** Start Data to process **

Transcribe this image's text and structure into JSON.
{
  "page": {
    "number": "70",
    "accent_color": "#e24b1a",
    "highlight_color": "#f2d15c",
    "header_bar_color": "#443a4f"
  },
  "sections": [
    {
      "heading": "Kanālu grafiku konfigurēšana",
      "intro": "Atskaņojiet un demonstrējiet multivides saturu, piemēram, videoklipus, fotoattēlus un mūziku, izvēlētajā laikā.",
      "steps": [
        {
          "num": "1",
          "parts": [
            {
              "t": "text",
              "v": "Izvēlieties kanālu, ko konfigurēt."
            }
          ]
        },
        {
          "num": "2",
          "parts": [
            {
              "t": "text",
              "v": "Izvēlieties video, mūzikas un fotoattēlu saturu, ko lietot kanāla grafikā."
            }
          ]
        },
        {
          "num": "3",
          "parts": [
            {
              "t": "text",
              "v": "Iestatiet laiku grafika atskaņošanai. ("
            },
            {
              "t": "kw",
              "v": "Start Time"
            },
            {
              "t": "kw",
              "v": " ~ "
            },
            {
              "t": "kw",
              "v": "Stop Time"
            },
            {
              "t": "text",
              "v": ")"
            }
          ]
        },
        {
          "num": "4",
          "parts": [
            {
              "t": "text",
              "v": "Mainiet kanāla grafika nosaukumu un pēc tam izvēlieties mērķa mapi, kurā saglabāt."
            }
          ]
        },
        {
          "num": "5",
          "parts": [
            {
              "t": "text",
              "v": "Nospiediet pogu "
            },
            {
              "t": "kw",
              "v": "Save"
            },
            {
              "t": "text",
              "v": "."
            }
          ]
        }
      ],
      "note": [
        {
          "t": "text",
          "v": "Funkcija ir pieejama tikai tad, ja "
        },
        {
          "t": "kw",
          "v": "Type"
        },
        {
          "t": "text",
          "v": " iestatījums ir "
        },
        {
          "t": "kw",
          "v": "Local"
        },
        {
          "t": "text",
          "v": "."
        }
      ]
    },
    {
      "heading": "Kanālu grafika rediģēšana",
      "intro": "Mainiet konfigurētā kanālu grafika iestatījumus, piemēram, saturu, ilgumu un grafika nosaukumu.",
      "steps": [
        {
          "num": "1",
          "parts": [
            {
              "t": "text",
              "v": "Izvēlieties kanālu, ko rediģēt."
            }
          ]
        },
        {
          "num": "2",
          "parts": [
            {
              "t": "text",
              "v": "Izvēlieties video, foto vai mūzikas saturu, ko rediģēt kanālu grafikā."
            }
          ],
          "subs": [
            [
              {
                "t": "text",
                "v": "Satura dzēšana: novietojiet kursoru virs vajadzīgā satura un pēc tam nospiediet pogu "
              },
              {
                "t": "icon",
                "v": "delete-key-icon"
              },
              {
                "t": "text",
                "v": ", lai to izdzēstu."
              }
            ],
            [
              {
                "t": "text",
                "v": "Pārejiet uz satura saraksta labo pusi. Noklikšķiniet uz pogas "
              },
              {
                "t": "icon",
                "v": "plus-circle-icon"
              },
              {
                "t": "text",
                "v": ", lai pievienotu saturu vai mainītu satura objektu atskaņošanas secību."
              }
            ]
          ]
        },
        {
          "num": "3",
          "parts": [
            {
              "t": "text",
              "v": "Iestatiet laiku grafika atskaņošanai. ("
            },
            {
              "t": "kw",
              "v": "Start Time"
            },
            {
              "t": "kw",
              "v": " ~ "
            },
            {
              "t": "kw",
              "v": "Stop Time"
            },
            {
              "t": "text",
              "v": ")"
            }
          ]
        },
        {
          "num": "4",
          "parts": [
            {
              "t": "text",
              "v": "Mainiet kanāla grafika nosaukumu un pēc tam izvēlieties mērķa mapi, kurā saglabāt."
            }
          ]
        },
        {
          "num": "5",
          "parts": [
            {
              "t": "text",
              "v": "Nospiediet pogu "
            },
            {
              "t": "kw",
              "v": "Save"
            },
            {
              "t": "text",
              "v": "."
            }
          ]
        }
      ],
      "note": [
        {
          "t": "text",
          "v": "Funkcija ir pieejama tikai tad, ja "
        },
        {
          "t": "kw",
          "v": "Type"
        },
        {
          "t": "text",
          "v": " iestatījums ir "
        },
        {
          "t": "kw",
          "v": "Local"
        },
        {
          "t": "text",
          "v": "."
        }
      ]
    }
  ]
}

** End Data to process **

■ Work instructions
Scan the records above, count the lines with "rediģēt" in them, and give only the number.

■ Exercise answer
2